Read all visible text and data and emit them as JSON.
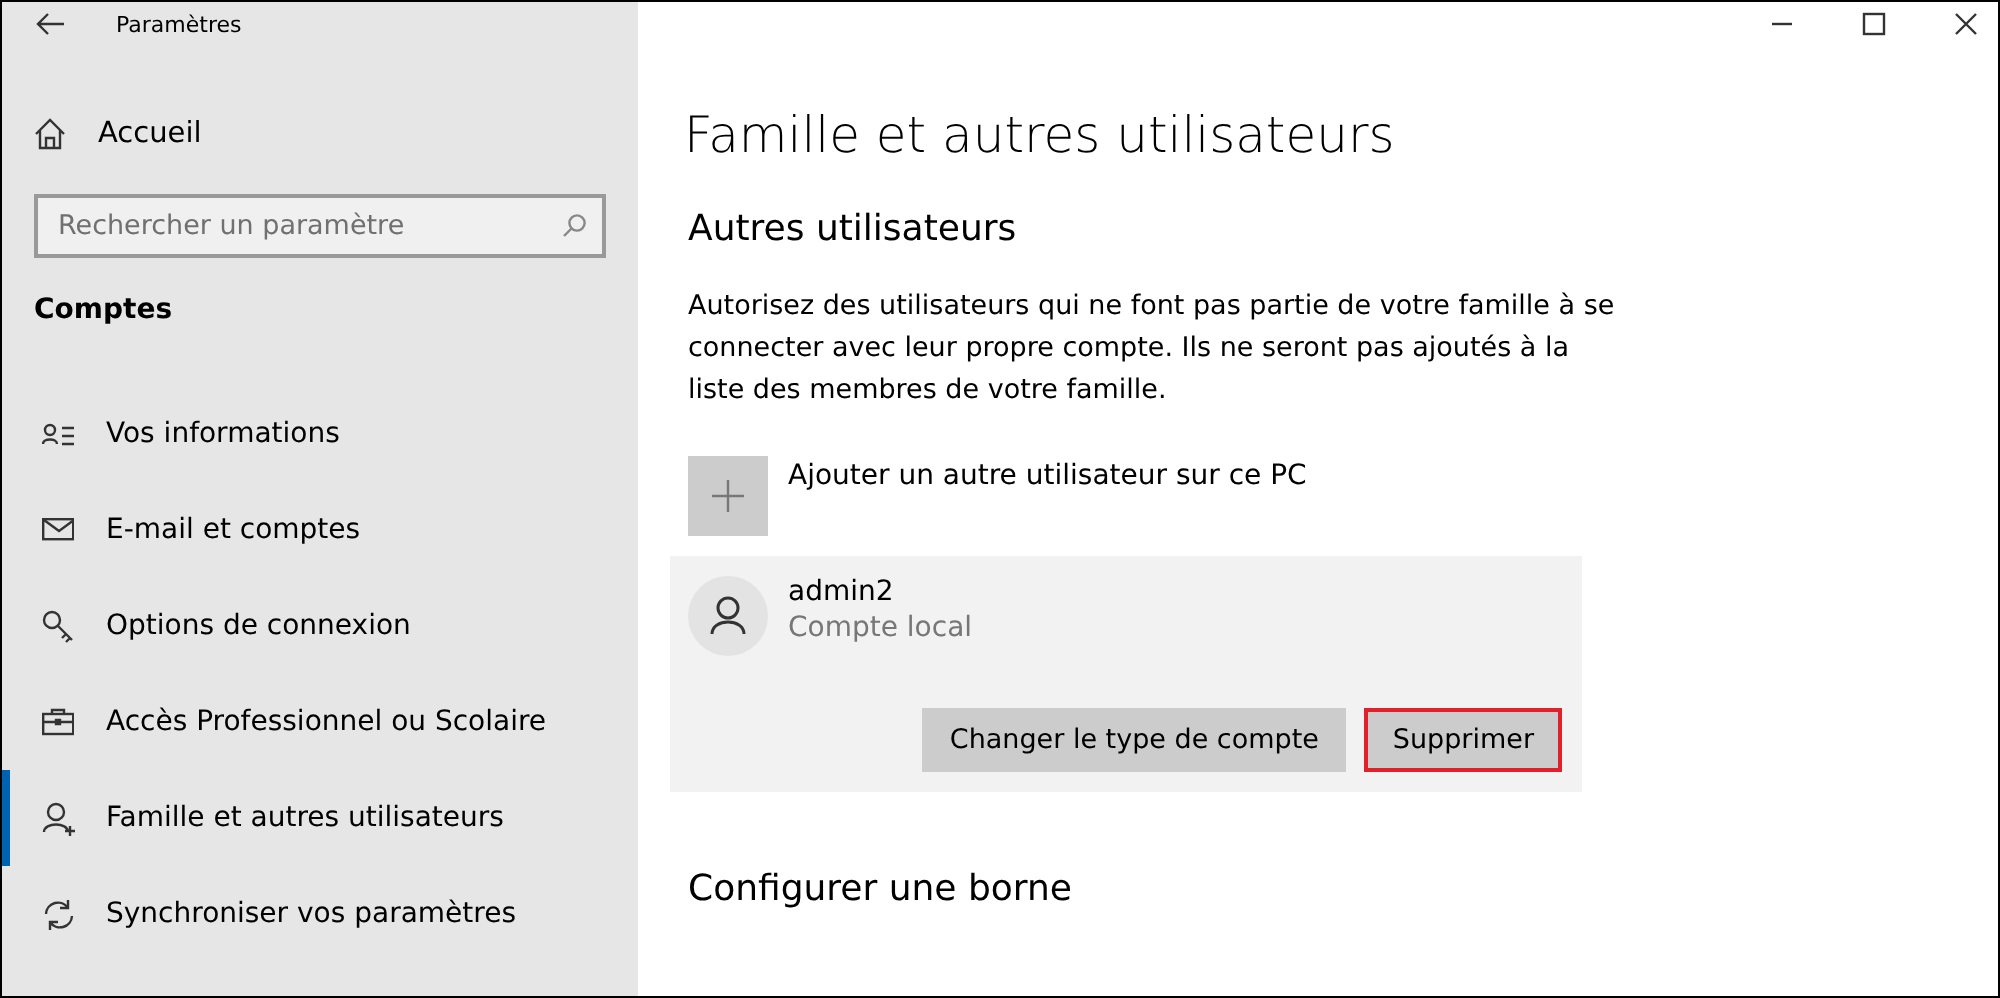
{
  "window": {
    "title": "Paramètres"
  },
  "sidebar": {
    "home": "Accueil",
    "search": {
      "placeholder": "Rechercher un paramètre"
    },
    "section": "Comptes",
    "items": [
      {
        "label": "Vos informations",
        "kind": "info",
        "selected": false
      },
      {
        "label": "E-mail et comptes",
        "kind": "mail",
        "selected": false
      },
      {
        "label": "Options de connexion",
        "kind": "key",
        "selected": false
      },
      {
        "label": "Accès Professionnel ou Scolaire",
        "kind": "briefcase",
        "selected": false
      },
      {
        "label": "Famille et autres utilisateurs",
        "kind": "family",
        "selected": true
      },
      {
        "label": "Synchroniser vos paramètres",
        "kind": "sync",
        "selected": false
      }
    ]
  },
  "main": {
    "title": "Famille et autres utilisateurs",
    "section": "Autres utilisateurs",
    "description": "Autorisez des utilisateurs qui ne font pas partie de votre famille à se connecter avec leur propre compte. Ils ne seront pas ajoutés à la liste des membres de votre famille.",
    "add_user": "Ajouter un autre utilisateur sur ce PC",
    "user": {
      "name": "admin2",
      "type": "Compte local",
      "buttons": [
        {
          "label": "Changer le type de compte",
          "highlighted": false
        },
        {
          "label": "Supprimer",
          "highlighted": true
        }
      ]
    },
    "next_section": "Configurer une borne"
  }
}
------------------------------------------------
• **INSTRUCTIONS TO FOLLOW**: Transcribe the entries above verbatim, omitting their pictures.

• **OUTPUT**:
Read all visible text and data and emit them as JSON.
{
  "window": {
    "title": "Paramètres"
  },
  "sidebar": {
    "home": "Accueil",
    "search": {
      "placeholder": "Rechercher un paramètre"
    },
    "section": "Comptes",
    "items": [
      {
        "label": "Vos informations",
        "kind": "info",
        "selected": false
      },
      {
        "label": "E-mail et comptes",
        "kind": "mail",
        "selected": false
      },
      {
        "label": "Options de connexion",
        "kind": "key",
        "selected": false
      },
      {
        "label": "Accès Professionnel ou Scolaire",
        "kind": "briefcase",
        "selected": false
      },
      {
        "label": "Famille et autres utilisateurs",
        "kind": "family",
        "selected": true
      },
      {
        "label": "Synchroniser vos paramètres",
        "kind": "sync",
        "selected": false
      }
    ]
  },
  "main": {
    "title": "Famille et autres utilisateurs",
    "section": "Autres utilisateurs",
    "description": "Autorisez des utilisateurs qui ne font pas partie de votre famille à se connecter avec leur propre compte. Ils ne seront pas ajoutés à la liste des membres de votre famille.",
    "add_user": "Ajouter un autre utilisateur sur ce PC",
    "user": {
      "name": "admin2",
      "type": "Compte local",
      "buttons": [
        {
          "label": "Changer le type de compte",
          "highlighted": false
        },
        {
          "label": "Supprimer",
          "highlighted": true
        }
      ]
    },
    "next_section": "Configurer une borne"
  }
}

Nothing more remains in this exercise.